Written instruction: Show each line from the listing that includes the word "metálica".

[A block of data]
══════════════════════════════

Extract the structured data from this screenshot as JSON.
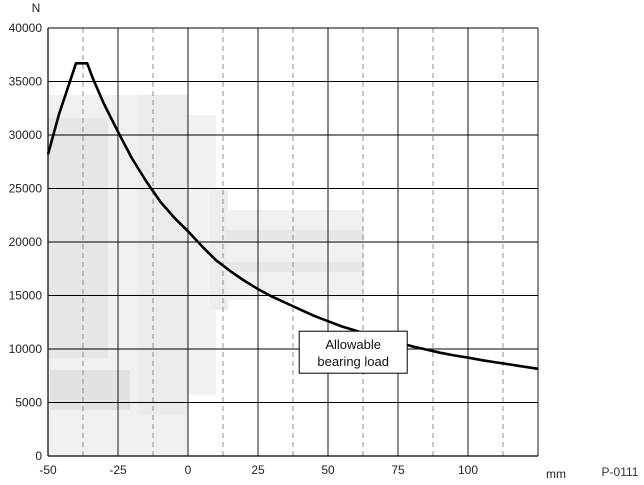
{
  "chart_data": {
    "type": "line",
    "title": "",
    "xlabel": "",
    "ylabel": "",
    "x_unit": "mm",
    "y_unit": "N",
    "reference": "P-0111",
    "xlim": [
      -50,
      125
    ],
    "ylim": [
      0,
      40000
    ],
    "x_ticks": [
      -50,
      -25,
      0,
      25,
      50,
      75,
      100
    ],
    "y_ticks": [
      0,
      5000,
      10000,
      15000,
      20000,
      25000,
      30000,
      35000,
      40000
    ],
    "x_tick_labels": [
      "-50",
      "-25",
      "0",
      "25",
      "50",
      "75",
      "100"
    ],
    "y_tick_labels": [
      "0",
      "5000",
      "10000",
      "15000",
      "20000",
      "25000",
      "30000",
      "35000",
      "40000"
    ],
    "grid": true,
    "minor_grid_dashed": true,
    "annotation": {
      "line1": "Allowable",
      "line2": "bearing load",
      "x": 59,
      "y": 9700
    },
    "series": [
      {
        "color": "#000000",
        "x": [
          -50,
          -46,
          -40,
          -36,
          -34,
          -30,
          -25,
          -20,
          -15,
          -10,
          -5,
          0,
          5,
          10,
          15,
          20,
          25,
          30,
          35,
          40,
          45,
          50,
          55,
          60,
          65,
          70,
          75,
          80,
          85,
          90,
          95,
          100,
          105,
          110,
          115,
          120,
          125
        ],
        "y": [
          28200,
          32000,
          36700,
          36700,
          35300,
          32900,
          30300,
          27800,
          25700,
          23800,
          22300,
          21000,
          19600,
          18300,
          17300,
          16400,
          15600,
          14900,
          14300,
          13700,
          13100,
          12600,
          12100,
          11700,
          11300,
          10900,
          10600,
          10250,
          9950,
          9650,
          9400,
          9200,
          8950,
          8750,
          8550,
          8350,
          8150
        ]
      }
    ]
  }
}
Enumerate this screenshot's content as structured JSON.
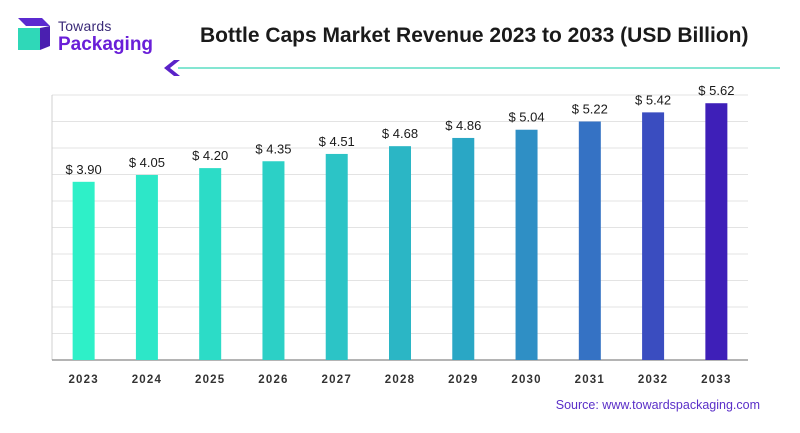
{
  "logo": {
    "line1": "Towards",
    "line2": "Packaging"
  },
  "chart_data": {
    "type": "bar",
    "title": "Bottle Caps Market Revenue 2023 to 2033 (USD Billion)",
    "categories": [
      "2023",
      "2024",
      "2025",
      "2026",
      "2027",
      "2028",
      "2029",
      "2030",
      "2031",
      "2032",
      "2033"
    ],
    "values": [
      3.9,
      4.05,
      4.2,
      4.35,
      4.51,
      4.68,
      4.86,
      5.04,
      5.22,
      5.42,
      5.62
    ],
    "value_labels": [
      "$ 3.90",
      "$ 4.05",
      "$ 4.20",
      "$ 4.35",
      "$ 4.51",
      "$ 4.68",
      "$ 4.86",
      "$ 5.04",
      "$ 5.22",
      "$ 5.42",
      "$ 5.62"
    ],
    "ylim": [
      0,
      5.8
    ],
    "grid": true,
    "bar_colors": [
      "#2ef0c8",
      "#2de7c8",
      "#2cdcc7",
      "#2cd0c6",
      "#2cc4c6",
      "#2bb6c5",
      "#2aa7c5",
      "#2f8fc5",
      "#3572c4",
      "#3a4dc0",
      "#3e1fb8"
    ]
  },
  "source": "Source: www.towardspackaging.com",
  "colors": {
    "accent_line": "#3ad6b8",
    "chevron": "#5a22c8",
    "grid": "#e3e3e3"
  }
}
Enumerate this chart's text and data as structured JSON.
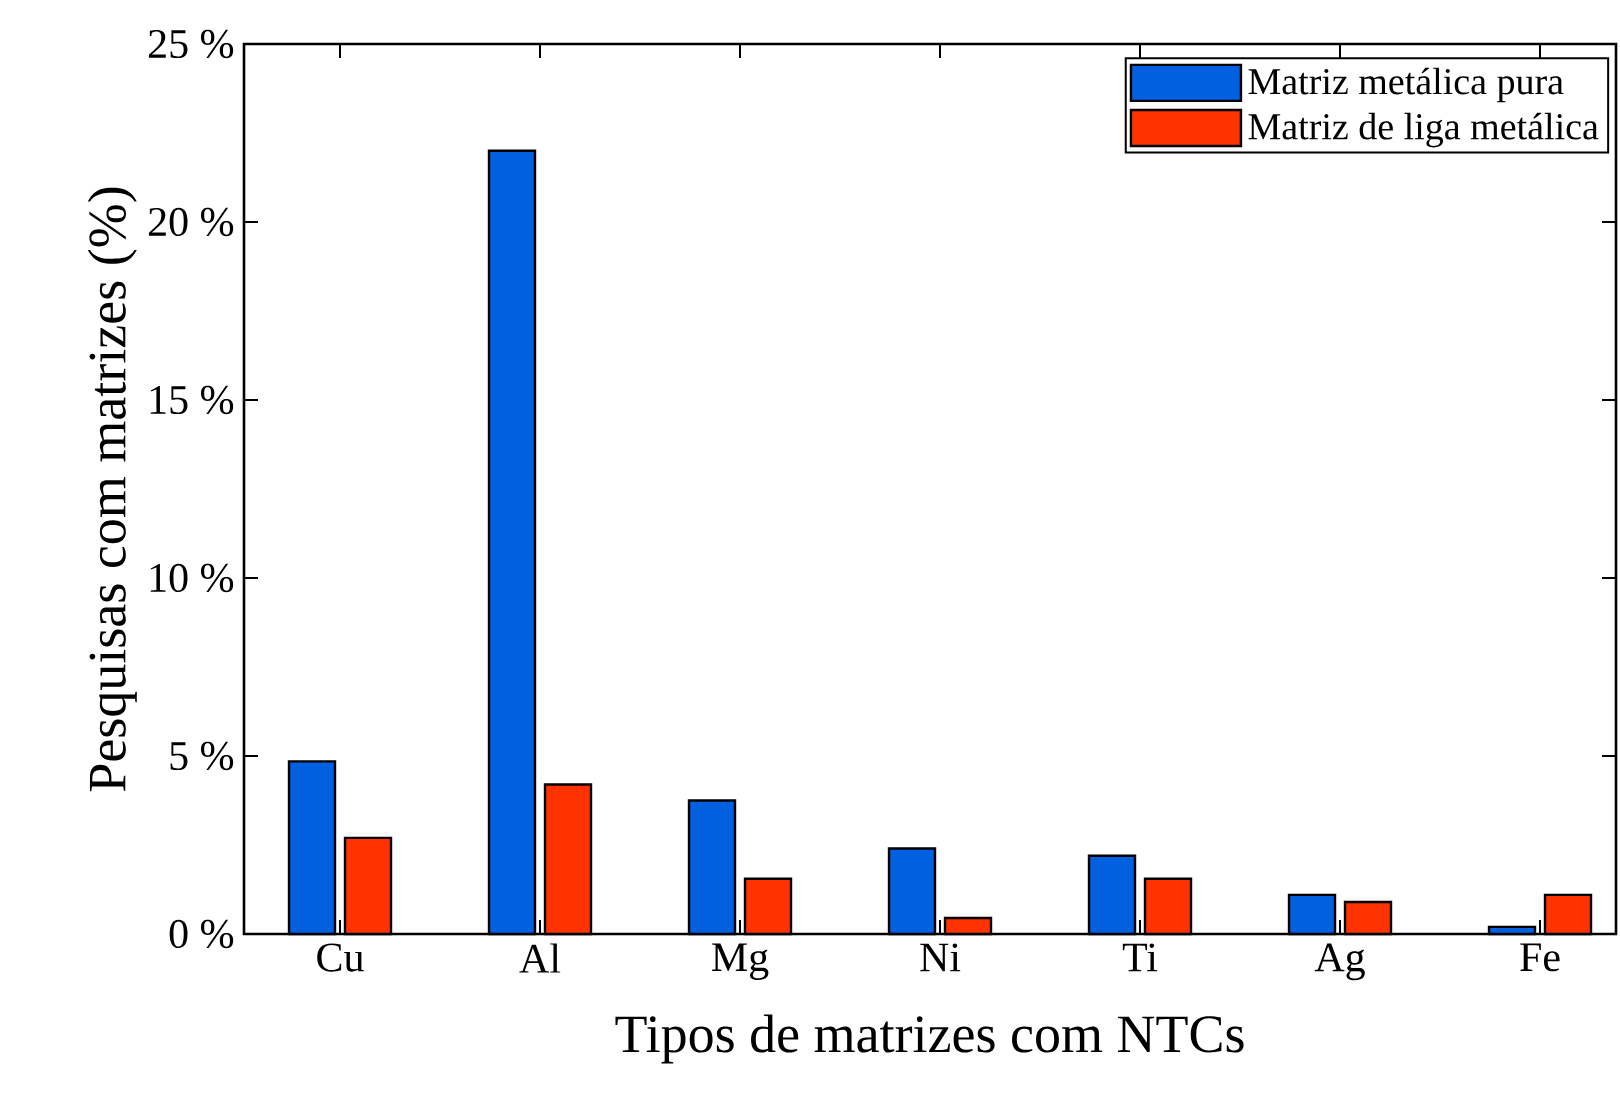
{
  "chart_data": {
    "type": "bar",
    "xlabel": "Tipos de matrizes com NTCs",
    "ylabel": "Pesquisas com matrizes (%)",
    "categories": [
      "Cu",
      "Al",
      "Mg",
      "Ni",
      "Ti",
      "Ag",
      "Fe"
    ],
    "series": [
      {
        "name": "Matriz metálica pura",
        "color": "#0060e0",
        "values": [
          4.85,
          22,
          3.75,
          2.4,
          2.2,
          1.1,
          0.2
        ]
      },
      {
        "name": "Matriz de liga metálica",
        "color": "#ff3300",
        "values": [
          2.7,
          4.2,
          1.55,
          0.45,
          1.55,
          0.9,
          1.1
        ]
      }
    ],
    "ylim": [
      0,
      25
    ],
    "yticks": [
      {
        "value": 0,
        "label": "0 %"
      },
      {
        "value": 5,
        "label": "5 %"
      },
      {
        "value": 10,
        "label": "10 %"
      },
      {
        "value": 15,
        "label": "15 %"
      },
      {
        "value": 20,
        "label": "20 %"
      },
      {
        "value": 25,
        "label": "25 %"
      }
    ],
    "legend": "top right",
    "grid": false
  }
}
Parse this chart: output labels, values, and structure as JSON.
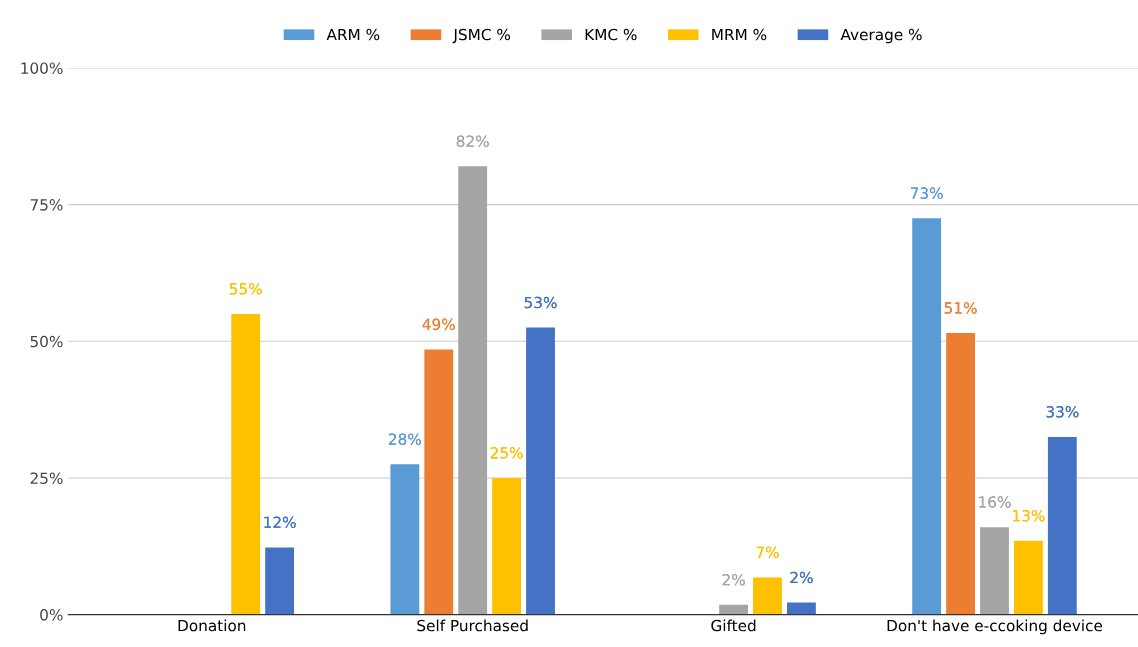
{
  "chart_data": {
    "type": "bar",
    "categories": [
      "Donation",
      "Self Purchased",
      "Gifted",
      "Don't have e-ccoking device"
    ],
    "series": [
      {
        "name": "ARM %",
        "color": "#5b9bd5",
        "values": [
          null,
          27.5,
          null,
          72.5
        ],
        "value_labels": [
          null,
          "28%",
          null,
          "73%"
        ]
      },
      {
        "name": "JSMC %",
        "color": "#ed7d31",
        "values": [
          null,
          48.5,
          null,
          51.5
        ],
        "value_labels": [
          null,
          "49%",
          null,
          "51%"
        ]
      },
      {
        "name": "KMC %",
        "color": "#a5a5a5",
        "values": [
          null,
          82,
          1.8,
          16
        ],
        "value_labels": [
          null,
          "82%",
          "2%",
          "16%"
        ]
      },
      {
        "name": "MRM %",
        "color": "#ffc000",
        "values": [
          55,
          25,
          6.8,
          13.5
        ],
        "value_labels": [
          "55%",
          "25%",
          "7%",
          "13%"
        ]
      },
      {
        "name": "Average %",
        "color": "#4472c4",
        "values": [
          12.3,
          52.5,
          2.2,
          32.5
        ],
        "value_labels": [
          "12%",
          "53%",
          "2%",
          "33%"
        ]
      }
    ],
    "ylim": [
      0,
      100
    ],
    "yticks": [
      {
        "value": 0,
        "label": "0%"
      },
      {
        "value": 25,
        "label": "25%"
      },
      {
        "value": 50,
        "label": "50%"
      },
      {
        "value": 75,
        "label": "75%"
      },
      {
        "value": 100,
        "label": "100%"
      }
    ],
    "grid": "y",
    "legend": "top"
  }
}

══════════════════════════════

Task output:
        "name": "Matriz metálica pura",
        "name": "Matriz de liga metálica",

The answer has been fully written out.